Your task is to copy every line of the records below that contains "SDTVAR".

═══ Entries provided ═══

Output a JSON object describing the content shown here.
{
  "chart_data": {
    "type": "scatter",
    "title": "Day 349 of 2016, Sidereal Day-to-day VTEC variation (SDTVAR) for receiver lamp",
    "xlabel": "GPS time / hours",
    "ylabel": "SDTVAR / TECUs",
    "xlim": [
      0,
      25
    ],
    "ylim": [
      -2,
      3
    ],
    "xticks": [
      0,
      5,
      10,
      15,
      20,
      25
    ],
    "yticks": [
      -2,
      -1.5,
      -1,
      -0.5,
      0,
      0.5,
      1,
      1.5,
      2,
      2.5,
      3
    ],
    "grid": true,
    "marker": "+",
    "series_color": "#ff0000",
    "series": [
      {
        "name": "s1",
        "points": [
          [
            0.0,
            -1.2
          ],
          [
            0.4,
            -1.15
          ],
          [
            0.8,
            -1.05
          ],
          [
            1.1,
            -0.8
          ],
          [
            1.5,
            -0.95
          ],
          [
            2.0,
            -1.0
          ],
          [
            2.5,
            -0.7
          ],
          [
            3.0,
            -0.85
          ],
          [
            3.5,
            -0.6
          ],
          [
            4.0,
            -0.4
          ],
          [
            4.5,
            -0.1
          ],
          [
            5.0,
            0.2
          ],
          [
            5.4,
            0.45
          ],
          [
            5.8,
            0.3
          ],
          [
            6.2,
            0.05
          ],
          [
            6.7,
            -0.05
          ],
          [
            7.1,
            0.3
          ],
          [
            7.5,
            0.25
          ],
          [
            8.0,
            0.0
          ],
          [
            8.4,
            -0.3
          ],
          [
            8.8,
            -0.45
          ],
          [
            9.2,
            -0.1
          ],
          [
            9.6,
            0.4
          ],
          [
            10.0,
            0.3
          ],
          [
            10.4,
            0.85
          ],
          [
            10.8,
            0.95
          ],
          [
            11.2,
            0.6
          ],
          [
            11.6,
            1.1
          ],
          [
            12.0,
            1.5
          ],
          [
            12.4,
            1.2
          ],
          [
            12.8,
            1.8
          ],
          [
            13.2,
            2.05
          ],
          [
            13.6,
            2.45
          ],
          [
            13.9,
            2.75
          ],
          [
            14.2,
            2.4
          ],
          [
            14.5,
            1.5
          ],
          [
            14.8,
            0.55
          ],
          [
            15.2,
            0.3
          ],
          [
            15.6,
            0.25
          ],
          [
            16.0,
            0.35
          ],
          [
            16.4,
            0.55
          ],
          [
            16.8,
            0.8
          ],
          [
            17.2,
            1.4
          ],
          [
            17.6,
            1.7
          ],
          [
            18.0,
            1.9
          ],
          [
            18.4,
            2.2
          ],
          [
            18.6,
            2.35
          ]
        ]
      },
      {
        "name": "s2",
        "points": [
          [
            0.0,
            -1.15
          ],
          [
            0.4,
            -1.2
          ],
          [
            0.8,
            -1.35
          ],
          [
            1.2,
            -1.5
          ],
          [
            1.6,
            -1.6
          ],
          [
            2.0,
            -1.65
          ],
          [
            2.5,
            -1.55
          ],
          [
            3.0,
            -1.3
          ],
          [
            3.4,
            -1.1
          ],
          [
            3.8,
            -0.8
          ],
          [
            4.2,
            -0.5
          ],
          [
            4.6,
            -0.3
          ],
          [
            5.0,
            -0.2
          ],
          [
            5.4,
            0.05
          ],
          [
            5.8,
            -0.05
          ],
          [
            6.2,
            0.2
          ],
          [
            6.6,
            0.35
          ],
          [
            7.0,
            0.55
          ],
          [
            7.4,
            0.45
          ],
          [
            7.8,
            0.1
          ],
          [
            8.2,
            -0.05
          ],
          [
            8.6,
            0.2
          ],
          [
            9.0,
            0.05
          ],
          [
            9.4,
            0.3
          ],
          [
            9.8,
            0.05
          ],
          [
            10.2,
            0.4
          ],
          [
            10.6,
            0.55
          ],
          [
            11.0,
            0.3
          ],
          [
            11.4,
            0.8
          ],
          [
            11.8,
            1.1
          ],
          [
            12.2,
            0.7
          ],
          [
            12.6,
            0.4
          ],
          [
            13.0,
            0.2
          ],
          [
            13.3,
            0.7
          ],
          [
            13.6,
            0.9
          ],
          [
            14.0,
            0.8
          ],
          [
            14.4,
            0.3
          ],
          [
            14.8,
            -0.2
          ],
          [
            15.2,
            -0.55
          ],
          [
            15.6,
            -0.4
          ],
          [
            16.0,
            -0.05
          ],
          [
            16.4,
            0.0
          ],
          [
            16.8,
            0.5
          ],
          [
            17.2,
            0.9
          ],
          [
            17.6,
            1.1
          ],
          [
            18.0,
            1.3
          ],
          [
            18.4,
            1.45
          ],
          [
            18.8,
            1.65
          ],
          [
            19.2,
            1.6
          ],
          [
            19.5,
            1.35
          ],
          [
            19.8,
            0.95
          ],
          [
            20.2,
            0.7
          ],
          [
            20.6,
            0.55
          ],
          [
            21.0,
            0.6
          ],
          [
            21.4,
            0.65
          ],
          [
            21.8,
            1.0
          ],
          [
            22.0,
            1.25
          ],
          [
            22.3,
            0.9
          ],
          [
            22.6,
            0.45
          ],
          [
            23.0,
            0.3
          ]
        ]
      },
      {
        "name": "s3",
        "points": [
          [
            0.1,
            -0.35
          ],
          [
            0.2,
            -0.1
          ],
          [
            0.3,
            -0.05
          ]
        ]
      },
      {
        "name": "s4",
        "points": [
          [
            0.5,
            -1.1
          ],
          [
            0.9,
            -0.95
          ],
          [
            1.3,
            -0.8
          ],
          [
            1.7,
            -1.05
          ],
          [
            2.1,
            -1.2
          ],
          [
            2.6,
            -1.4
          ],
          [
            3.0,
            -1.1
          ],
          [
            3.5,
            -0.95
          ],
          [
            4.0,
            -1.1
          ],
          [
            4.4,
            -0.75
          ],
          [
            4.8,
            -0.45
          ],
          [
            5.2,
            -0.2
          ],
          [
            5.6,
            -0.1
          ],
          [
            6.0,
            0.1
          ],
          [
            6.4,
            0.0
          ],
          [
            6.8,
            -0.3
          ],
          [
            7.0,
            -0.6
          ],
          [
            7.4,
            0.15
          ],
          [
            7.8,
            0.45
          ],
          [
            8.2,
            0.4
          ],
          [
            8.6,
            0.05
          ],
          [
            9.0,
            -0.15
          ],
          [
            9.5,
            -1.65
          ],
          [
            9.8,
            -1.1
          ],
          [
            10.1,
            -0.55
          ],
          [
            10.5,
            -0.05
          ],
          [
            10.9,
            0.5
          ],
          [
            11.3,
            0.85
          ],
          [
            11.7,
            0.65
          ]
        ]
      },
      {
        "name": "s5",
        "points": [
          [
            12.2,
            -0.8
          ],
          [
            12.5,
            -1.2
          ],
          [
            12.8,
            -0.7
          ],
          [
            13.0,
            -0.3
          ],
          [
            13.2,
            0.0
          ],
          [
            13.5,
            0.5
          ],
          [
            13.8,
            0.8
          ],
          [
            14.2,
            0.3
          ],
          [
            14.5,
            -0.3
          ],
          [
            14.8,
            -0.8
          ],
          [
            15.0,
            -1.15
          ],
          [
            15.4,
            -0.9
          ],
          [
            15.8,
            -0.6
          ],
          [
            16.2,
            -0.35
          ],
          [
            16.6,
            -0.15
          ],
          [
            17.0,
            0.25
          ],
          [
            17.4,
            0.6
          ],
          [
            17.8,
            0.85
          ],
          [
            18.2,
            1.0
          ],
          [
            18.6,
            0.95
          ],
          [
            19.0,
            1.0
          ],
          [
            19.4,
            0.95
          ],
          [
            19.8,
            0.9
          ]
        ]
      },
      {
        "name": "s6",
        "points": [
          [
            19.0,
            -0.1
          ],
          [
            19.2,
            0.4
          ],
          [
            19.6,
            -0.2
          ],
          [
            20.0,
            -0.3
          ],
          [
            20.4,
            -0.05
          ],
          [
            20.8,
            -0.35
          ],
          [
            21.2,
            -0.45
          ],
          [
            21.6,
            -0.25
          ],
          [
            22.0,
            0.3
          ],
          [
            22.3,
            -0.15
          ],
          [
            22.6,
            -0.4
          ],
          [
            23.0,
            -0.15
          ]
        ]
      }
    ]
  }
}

═══

Exercise response.
    "title": "Day 349 of 2016, Sidereal Day-to-day VTEC variation (SDTVAR) for receiver lamp",
    "ylabel": "SDTVAR / TECUs",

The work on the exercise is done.